STATED GOAL => Reproduce every one of the following rows verbatim, leaving each line unchanged.

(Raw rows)
*-*-*

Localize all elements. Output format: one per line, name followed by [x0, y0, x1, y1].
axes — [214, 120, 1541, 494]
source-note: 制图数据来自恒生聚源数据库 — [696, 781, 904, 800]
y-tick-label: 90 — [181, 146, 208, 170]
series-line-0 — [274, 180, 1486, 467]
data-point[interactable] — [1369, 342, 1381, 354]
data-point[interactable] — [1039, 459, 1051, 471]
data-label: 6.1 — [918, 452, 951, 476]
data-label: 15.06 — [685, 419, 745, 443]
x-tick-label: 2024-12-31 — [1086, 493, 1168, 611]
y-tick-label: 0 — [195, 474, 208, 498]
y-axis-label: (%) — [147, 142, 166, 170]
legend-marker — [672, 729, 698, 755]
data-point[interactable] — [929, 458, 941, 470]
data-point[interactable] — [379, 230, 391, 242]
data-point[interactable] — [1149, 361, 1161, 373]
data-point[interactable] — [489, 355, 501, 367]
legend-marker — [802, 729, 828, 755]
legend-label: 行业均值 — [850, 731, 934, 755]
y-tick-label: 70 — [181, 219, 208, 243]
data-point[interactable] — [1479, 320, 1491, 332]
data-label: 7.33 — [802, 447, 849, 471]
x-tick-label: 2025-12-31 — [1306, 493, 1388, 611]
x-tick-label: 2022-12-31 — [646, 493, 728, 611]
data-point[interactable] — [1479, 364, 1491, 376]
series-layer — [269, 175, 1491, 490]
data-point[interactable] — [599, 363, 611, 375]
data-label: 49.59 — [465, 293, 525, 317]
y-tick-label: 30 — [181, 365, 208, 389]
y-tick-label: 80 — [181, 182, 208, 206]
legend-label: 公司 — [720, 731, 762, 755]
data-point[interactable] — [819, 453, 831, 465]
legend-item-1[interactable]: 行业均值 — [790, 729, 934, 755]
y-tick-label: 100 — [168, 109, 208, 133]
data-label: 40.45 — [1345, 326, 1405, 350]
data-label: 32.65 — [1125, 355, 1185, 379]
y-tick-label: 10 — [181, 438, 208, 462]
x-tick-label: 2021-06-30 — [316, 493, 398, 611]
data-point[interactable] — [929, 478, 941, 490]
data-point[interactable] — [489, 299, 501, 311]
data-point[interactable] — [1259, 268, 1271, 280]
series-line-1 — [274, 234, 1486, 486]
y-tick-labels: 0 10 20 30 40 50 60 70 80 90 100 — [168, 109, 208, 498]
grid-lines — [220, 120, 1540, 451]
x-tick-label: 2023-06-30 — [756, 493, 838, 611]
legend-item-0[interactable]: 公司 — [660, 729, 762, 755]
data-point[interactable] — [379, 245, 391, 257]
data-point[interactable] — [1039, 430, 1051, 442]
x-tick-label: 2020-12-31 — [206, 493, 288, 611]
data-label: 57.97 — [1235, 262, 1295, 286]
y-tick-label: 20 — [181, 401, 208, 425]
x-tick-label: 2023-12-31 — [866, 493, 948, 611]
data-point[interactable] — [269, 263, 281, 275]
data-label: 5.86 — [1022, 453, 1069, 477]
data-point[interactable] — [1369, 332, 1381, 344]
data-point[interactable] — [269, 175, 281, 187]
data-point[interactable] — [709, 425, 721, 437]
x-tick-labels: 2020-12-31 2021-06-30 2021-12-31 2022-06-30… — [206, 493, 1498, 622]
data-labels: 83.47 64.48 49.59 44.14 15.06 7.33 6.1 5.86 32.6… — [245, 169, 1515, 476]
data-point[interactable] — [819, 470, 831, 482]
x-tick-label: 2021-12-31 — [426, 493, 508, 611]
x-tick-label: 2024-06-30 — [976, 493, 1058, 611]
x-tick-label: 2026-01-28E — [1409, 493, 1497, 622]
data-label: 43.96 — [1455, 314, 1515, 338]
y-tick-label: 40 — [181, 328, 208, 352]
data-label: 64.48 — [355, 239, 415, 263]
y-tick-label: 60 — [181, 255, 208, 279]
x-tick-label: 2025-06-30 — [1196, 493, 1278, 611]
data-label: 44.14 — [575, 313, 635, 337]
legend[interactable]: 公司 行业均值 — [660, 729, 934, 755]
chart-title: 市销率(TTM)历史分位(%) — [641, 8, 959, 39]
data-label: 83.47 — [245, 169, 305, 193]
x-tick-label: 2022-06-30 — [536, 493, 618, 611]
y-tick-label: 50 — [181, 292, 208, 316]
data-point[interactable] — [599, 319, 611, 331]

*-*-*

OUTPUT FOR THIS TASK =>
Localize all elements. Output format: one per line, name followed by [x0, y0, x1, y1].
axes — [214, 120, 1541, 494]
source-note: 制图数据来自恒生聚源数据库 — [696, 781, 904, 800]
y-tick-label: 90 — [181, 146, 208, 170]
series-line-0 — [274, 180, 1486, 467]
data-point[interactable] — [1369, 342, 1381, 354]
data-point[interactable] — [1039, 459, 1051, 471]
data-label: 6.1 — [918, 452, 951, 476]
data-label: 15.06 — [685, 419, 745, 443]
x-tick-label: 2024-12-31 — [1086, 493, 1168, 611]
y-tick-label: 0 — [195, 474, 208, 498]
y-axis-label: (%) — [147, 142, 166, 170]
legend-marker — [672, 729, 698, 755]
data-point[interactable] — [929, 458, 941, 470]
data-point[interactable] — [379, 230, 391, 242]
data-point[interactable] — [1149, 361, 1161, 373]
data-point[interactable] — [489, 355, 501, 367]
legend-marker — [802, 729, 828, 755]
legend-label: 行业均值 — [850, 731, 934, 755]
y-tick-label: 70 — [181, 219, 208, 243]
data-point[interactable] — [1479, 320, 1491, 332]
data-label: 7.33 — [802, 447, 849, 471]
x-tick-label: 2025-12-31 — [1306, 493, 1388, 611]
x-tick-label: 2022-12-31 — [646, 493, 728, 611]
data-point[interactable] — [1479, 364, 1491, 376]
series-layer — [269, 175, 1491, 490]
data-point[interactable] — [599, 363, 611, 375]
data-label: 49.59 — [465, 293, 525, 317]
y-tick-label: 30 — [181, 365, 208, 389]
y-tick-label: 80 — [181, 182, 208, 206]
legend-label: 公司 — [720, 731, 762, 755]
data-point[interactable] — [819, 453, 831, 465]
legend-item-1[interactable]: 行业均值 — [790, 729, 934, 755]
y-tick-label: 100 — [168, 109, 208, 133]
data-label: 40.45 — [1345, 326, 1405, 350]
data-label: 32.65 — [1125, 355, 1185, 379]
y-tick-label: 10 — [181, 438, 208, 462]
x-tick-label: 2021-06-30 — [316, 493, 398, 611]
data-point[interactable] — [929, 478, 941, 490]
data-point[interactable] — [489, 299, 501, 311]
data-point[interactable] — [1259, 268, 1271, 280]
series-line-1 — [274, 234, 1486, 486]
y-tick-labels: 0 10 20 30 40 50 60 70 80 90 100 — [168, 109, 208, 498]
grid-lines — [220, 120, 1540, 451]
x-tick-label: 2023-06-30 — [756, 493, 838, 611]
legend-item-0[interactable]: 公司 — [660, 729, 762, 755]
data-point[interactable] — [379, 245, 391, 257]
data-point[interactable] — [1039, 430, 1051, 442]
x-tick-label: 2020-12-31 — [206, 493, 288, 611]
data-label: 57.97 — [1235, 262, 1295, 286]
y-tick-label: 20 — [181, 401, 208, 425]
x-tick-label: 2023-12-31 — [866, 493, 948, 611]
data-point[interactable] — [269, 263, 281, 275]
data-label: 5.86 — [1022, 453, 1069, 477]
data-point[interactable] — [1369, 332, 1381, 344]
data-point[interactable] — [269, 175, 281, 187]
data-point[interactable] — [709, 425, 721, 437]
x-tick-labels: 2020-12-31 2021-06-30 2021-12-31 2022-06-30… — [206, 493, 1498, 622]
data-labels: 83.47 64.48 49.59 44.14 15.06 7.33 6.1 5.86 32.6… — [245, 169, 1515, 476]
data-point[interactable] — [819, 470, 831, 482]
x-tick-label: 2021-12-31 — [426, 493, 508, 611]
x-tick-label: 2024-06-30 — [976, 493, 1058, 611]
x-tick-label: 2026-01-28E — [1409, 493, 1497, 622]
data-label: 43.96 — [1455, 314, 1515, 338]
y-tick-label: 40 — [181, 328, 208, 352]
data-label: 64.48 — [355, 239, 415, 263]
y-tick-label: 60 — [181, 255, 208, 279]
x-tick-label: 2025-06-30 — [1196, 493, 1278, 611]
data-label: 44.14 — [575, 313, 635, 337]
legend[interactable]: 公司 行业均值 — [660, 729, 934, 755]
chart-title: 市销率(TTM)历史分位(%) — [641, 8, 959, 39]
data-label: 83.47 — [245, 169, 305, 193]
x-tick-label: 2022-06-30 — [536, 493, 618, 611]
y-tick-label: 50 — [181, 292, 208, 316]
data-point[interactable] — [599, 319, 611, 331]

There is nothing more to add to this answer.